# [Work required]
Repeat the data word for word. Do not include the pictures.

# [Material provided]

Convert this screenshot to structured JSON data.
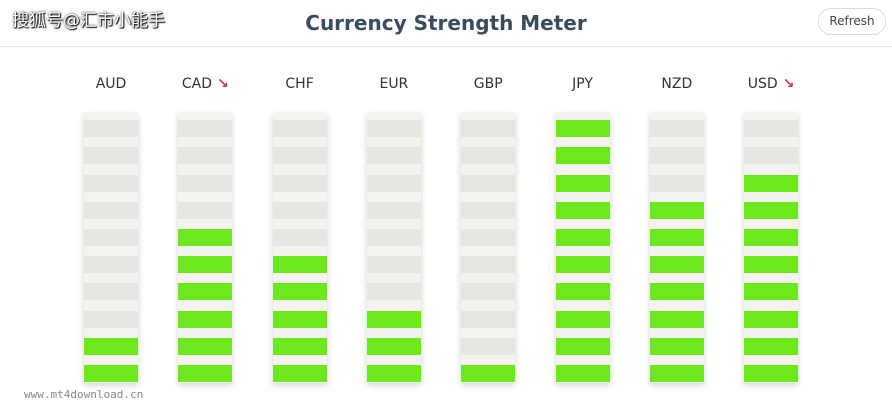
{
  "watermark_top": "搜狐号@汇市小能手",
  "watermark_bottom": "www.mt4download.cn",
  "header": {
    "title": "Currency Strength Meter",
    "button": "Refresh"
  },
  "meter": {
    "segments": 10,
    "on_color": "#6be81e",
    "off_color": "#e8e6e1",
    "arrow_color": "#d23a3f",
    "currencies": [
      {
        "name": "AUD",
        "strength": 2
      },
      {
        "name": "CAD",
        "strength": 6,
        "trend": "down"
      },
      {
        "name": "CHF",
        "strength": 5
      },
      {
        "name": "EUR",
        "strength": 3
      },
      {
        "name": "GBP",
        "strength": 1
      },
      {
        "name": "JPY",
        "strength": 10
      },
      {
        "name": "NZD",
        "strength": 7
      },
      {
        "name": "USD",
        "strength": 8,
        "trend": "down"
      }
    ]
  }
}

# [Output below]
Convert this screenshot to structured JSON data.
{
  "watermark_top": "搜狐号@汇市小能手",
  "watermark_bottom": "www.mt4download.cn",
  "header": {
    "title": "Currency Strength Meter",
    "button": "Refresh"
  },
  "meter": {
    "segments": 10,
    "on_color": "#6be81e",
    "off_color": "#e8e6e1",
    "arrow_color": "#d23a3f",
    "currencies": [
      {
        "name": "AUD",
        "strength": 2
      },
      {
        "name": "CAD",
        "strength": 6,
        "trend": "down"
      },
      {
        "name": "CHF",
        "strength": 5
      },
      {
        "name": "EUR",
        "strength": 3
      },
      {
        "name": "GBP",
        "strength": 1
      },
      {
        "name": "JPY",
        "strength": 10
      },
      {
        "name": "NZD",
        "strength": 7
      },
      {
        "name": "USD",
        "strength": 8,
        "trend": "down"
      }
    ]
  }
}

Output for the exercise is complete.